- TEXT SECTION
━━━━━━━━━━━━━━━━━━━━━━━━━━━━━━
The Classical Style II (CD review)

Sonatas by Haydn, Mozart, and Beethoven. Susan Merdinger, piano, with Steven Greene, piano. Sheridan Music Studio.

Continuing a succession of outstanding albums, concert pianist Susan Merdinger has released this recording of piano sonatas from the late Classical Period, including works chronologically from Haydn, Mozert, and Beethoven.

In the event you don't know much about Ms. Merdinger, the following information from her Web site might be helpful: "The daughter of a talented pianist/painter, Susan first heard strains of classical piano music before she was even born. Inheriting her Mother's artistic sensibilities and her Father's mathematical mind and enormous hands, playing the piano came very naturally, but it was her passion, hard work, and dedication to music that contributed to her prodigious ability.

"Performing her sold-out solo recital debut at Carnegie Recital Hall at age twenty-four, as a Winner of Artists International, Merdinger has continued to grace the stages of some of the world's best concert halls including Merkin Concert Hall, Diligentia Hall in the Hague, Henry Wood Concert Hall in Scotland's National Orchestra Center, Montreal Museum of Fine Arts, Sala Felipe Villanueva in Mexico, Ravinia's Bennett Gordon Hall, the Preston Bradley Hall at the Chicago Cultural Center, Fullerton Hall at the Art Institute of Chicago, Logan Center for the Arts, Harris Theater for Music and Dance, and The Chicago Symphony Center.

"Merdinger completed her formal education at Yale University, the Yale School of Music, the Manhattan School of Music, the Westchester Conservatory of Music, the Ecole Normale de Musique in Fontainebleau, France, and the Chautauqua and Norfolk Music Festivals where she held the coveted Patricia Benkman Marsh Scholarship and the Ellen Battel Stoeckel Fellowship. Susan Merdinger is an Artist Faculty of the Summit Music Festival in New York, and Artistic Director and Founder of Sheridan Music Studio--a private music studio, a record label and professional recording studio, and a collaborative arts agency located in Highland Park and Chicago. Merdinger is a Steinway Artist."
━━━━━━━━━━━━━━━━━━━━━━━━━━━━━━
- ITEMS
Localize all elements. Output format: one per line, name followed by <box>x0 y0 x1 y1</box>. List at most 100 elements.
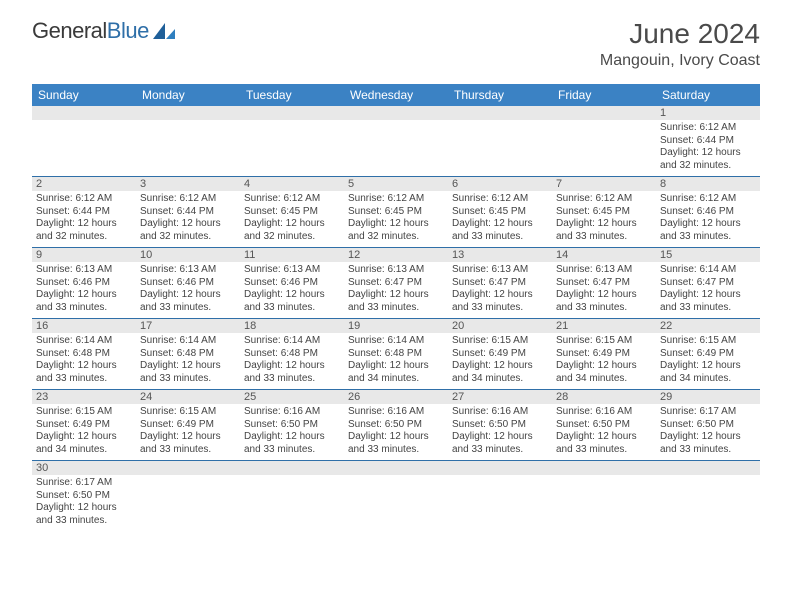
day-details: Sunrise: 6:17 AMSunset: 6:50 PMDaylight:… <box>32 475 136 531</box>
day-number <box>448 461 552 475</box>
day-cell: 9Sunrise: 6:13 AMSunset: 6:46 PMDaylight… <box>32 248 136 319</box>
day-cell: 1Sunrise: 6:12 AMSunset: 6:44 PMDaylight… <box>656 106 760 177</box>
week-row: 16Sunrise: 6:14 AMSunset: 6:48 PMDayligh… <box>32 319 760 390</box>
day-details: Sunrise: 6:12 AMSunset: 6:44 PMDaylight:… <box>32 191 136 247</box>
day-number: 12 <box>344 248 448 262</box>
day-cell <box>656 461 760 532</box>
day-cell <box>240 106 344 177</box>
day-header: Monday <box>136 84 240 106</box>
day-number <box>344 106 448 120</box>
day-cell: 12Sunrise: 6:13 AMSunset: 6:47 PMDayligh… <box>344 248 448 319</box>
day-details: Sunrise: 6:17 AMSunset: 6:50 PMDaylight:… <box>656 404 760 460</box>
day-cell: 25Sunrise: 6:16 AMSunset: 6:50 PMDayligh… <box>240 390 344 461</box>
day-cell: 3Sunrise: 6:12 AMSunset: 6:44 PMDaylight… <box>136 177 240 248</box>
day-cell: 11Sunrise: 6:13 AMSunset: 6:46 PMDayligh… <box>240 248 344 319</box>
day-cell: 8Sunrise: 6:12 AMSunset: 6:46 PMDaylight… <box>656 177 760 248</box>
day-details: Sunrise: 6:12 AMSunset: 6:44 PMDaylight:… <box>656 120 760 176</box>
day-cell: 27Sunrise: 6:16 AMSunset: 6:50 PMDayligh… <box>448 390 552 461</box>
day-cell <box>136 461 240 532</box>
day-details <box>448 120 552 172</box>
day-details: Sunrise: 6:13 AMSunset: 6:46 PMDaylight:… <box>32 262 136 318</box>
day-number: 6 <box>448 177 552 191</box>
day-number: 3 <box>136 177 240 191</box>
day-details: Sunrise: 6:15 AMSunset: 6:49 PMDaylight:… <box>136 404 240 460</box>
day-cell: 21Sunrise: 6:15 AMSunset: 6:49 PMDayligh… <box>552 319 656 390</box>
day-header: Saturday <box>656 84 760 106</box>
day-cell <box>552 461 656 532</box>
day-number: 2 <box>32 177 136 191</box>
day-header: Thursday <box>448 84 552 106</box>
day-number: 30 <box>32 461 136 475</box>
day-details: Sunrise: 6:12 AMSunset: 6:45 PMDaylight:… <box>344 191 448 247</box>
day-number: 16 <box>32 319 136 333</box>
logo: GeneralBlue <box>32 18 177 44</box>
day-number <box>552 461 656 475</box>
day-number: 27 <box>448 390 552 404</box>
day-number <box>240 106 344 120</box>
day-details: Sunrise: 6:15 AMSunset: 6:49 PMDaylight:… <box>552 333 656 389</box>
day-cell: 24Sunrise: 6:15 AMSunset: 6:49 PMDayligh… <box>136 390 240 461</box>
day-number <box>448 106 552 120</box>
day-cell: 30Sunrise: 6:17 AMSunset: 6:50 PMDayligh… <box>32 461 136 532</box>
day-details: Sunrise: 6:13 AMSunset: 6:47 PMDaylight:… <box>344 262 448 318</box>
day-cell: 14Sunrise: 6:13 AMSunset: 6:47 PMDayligh… <box>552 248 656 319</box>
week-row: 2Sunrise: 6:12 AMSunset: 6:44 PMDaylight… <box>32 177 760 248</box>
day-number: 4 <box>240 177 344 191</box>
day-cell <box>552 106 656 177</box>
day-cell: 17Sunrise: 6:14 AMSunset: 6:48 PMDayligh… <box>136 319 240 390</box>
day-details: Sunrise: 6:13 AMSunset: 6:46 PMDaylight:… <box>136 262 240 318</box>
day-header: Tuesday <box>240 84 344 106</box>
day-cell: 19Sunrise: 6:14 AMSunset: 6:48 PMDayligh… <box>344 319 448 390</box>
day-cell <box>448 461 552 532</box>
day-number <box>240 461 344 475</box>
day-number: 19 <box>344 319 448 333</box>
day-details <box>448 475 552 527</box>
month-title: June 2024 <box>600 18 760 50</box>
day-cell: 5Sunrise: 6:12 AMSunset: 6:45 PMDaylight… <box>344 177 448 248</box>
day-details <box>656 475 760 527</box>
day-details: Sunrise: 6:14 AMSunset: 6:48 PMDaylight:… <box>136 333 240 389</box>
day-number <box>32 106 136 120</box>
day-number: 9 <box>32 248 136 262</box>
day-header: Friday <box>552 84 656 106</box>
day-details: Sunrise: 6:14 AMSunset: 6:48 PMDaylight:… <box>344 333 448 389</box>
day-number: 7 <box>552 177 656 191</box>
day-cell <box>240 461 344 532</box>
day-header: Wednesday <box>344 84 448 106</box>
title-block: June 2024 Mangouin, Ivory Coast <box>600 18 760 70</box>
day-cell: 10Sunrise: 6:13 AMSunset: 6:46 PMDayligh… <box>136 248 240 319</box>
day-cell: 15Sunrise: 6:14 AMSunset: 6:47 PMDayligh… <box>656 248 760 319</box>
day-number: 28 <box>552 390 656 404</box>
day-details: Sunrise: 6:12 AMSunset: 6:46 PMDaylight:… <box>656 191 760 247</box>
day-details: Sunrise: 6:12 AMSunset: 6:44 PMDaylight:… <box>136 191 240 247</box>
day-details <box>344 120 448 172</box>
day-number: 21 <box>552 319 656 333</box>
calendar-table: SundayMondayTuesdayWednesdayThursdayFrid… <box>32 84 760 531</box>
day-details: Sunrise: 6:16 AMSunset: 6:50 PMDaylight:… <box>552 404 656 460</box>
day-number: 5 <box>344 177 448 191</box>
day-cell: 7Sunrise: 6:12 AMSunset: 6:45 PMDaylight… <box>552 177 656 248</box>
day-details <box>136 120 240 172</box>
week-row: 30Sunrise: 6:17 AMSunset: 6:50 PMDayligh… <box>32 461 760 532</box>
day-details: Sunrise: 6:15 AMSunset: 6:49 PMDaylight:… <box>448 333 552 389</box>
day-cell: 2Sunrise: 6:12 AMSunset: 6:44 PMDaylight… <box>32 177 136 248</box>
day-number <box>344 461 448 475</box>
day-cell <box>32 106 136 177</box>
day-cell: 6Sunrise: 6:12 AMSunset: 6:45 PMDaylight… <box>448 177 552 248</box>
day-cell: 13Sunrise: 6:13 AMSunset: 6:47 PMDayligh… <box>448 248 552 319</box>
day-cell <box>448 106 552 177</box>
day-details: Sunrise: 6:13 AMSunset: 6:47 PMDaylight:… <box>448 262 552 318</box>
day-details: Sunrise: 6:15 AMSunset: 6:49 PMDaylight:… <box>32 404 136 460</box>
day-cell: 20Sunrise: 6:15 AMSunset: 6:49 PMDayligh… <box>448 319 552 390</box>
day-number: 25 <box>240 390 344 404</box>
day-number: 24 <box>136 390 240 404</box>
day-cell: 29Sunrise: 6:17 AMSunset: 6:50 PMDayligh… <box>656 390 760 461</box>
day-details <box>552 475 656 527</box>
day-details: Sunrise: 6:13 AMSunset: 6:46 PMDaylight:… <box>240 262 344 318</box>
location: Mangouin, Ivory Coast <box>600 52 760 70</box>
day-number: 29 <box>656 390 760 404</box>
logo-part2: Blue <box>107 18 149 43</box>
day-number <box>552 106 656 120</box>
day-cell: 26Sunrise: 6:16 AMSunset: 6:50 PMDayligh… <box>344 390 448 461</box>
day-header-row: SundayMondayTuesdayWednesdayThursdayFrid… <box>32 84 760 106</box>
━━━━━━━━━━━━━━━━━━━━━━━━━━━━━━
- EXERCISE INSTRUCTIONS
Reproduce the review of the Susan Merdinger album from "Continuing a succession" up to and including "Mozert, and Beethoven.". The records were taken from a separate source.

- COMPLETED TASK
Continuing a succession of outstanding albums, concert pianist Susan Merdinger has released this recording of piano sonatas from the late Classical Period, including works chronologically from Haydn, Mozert, and Beethoven.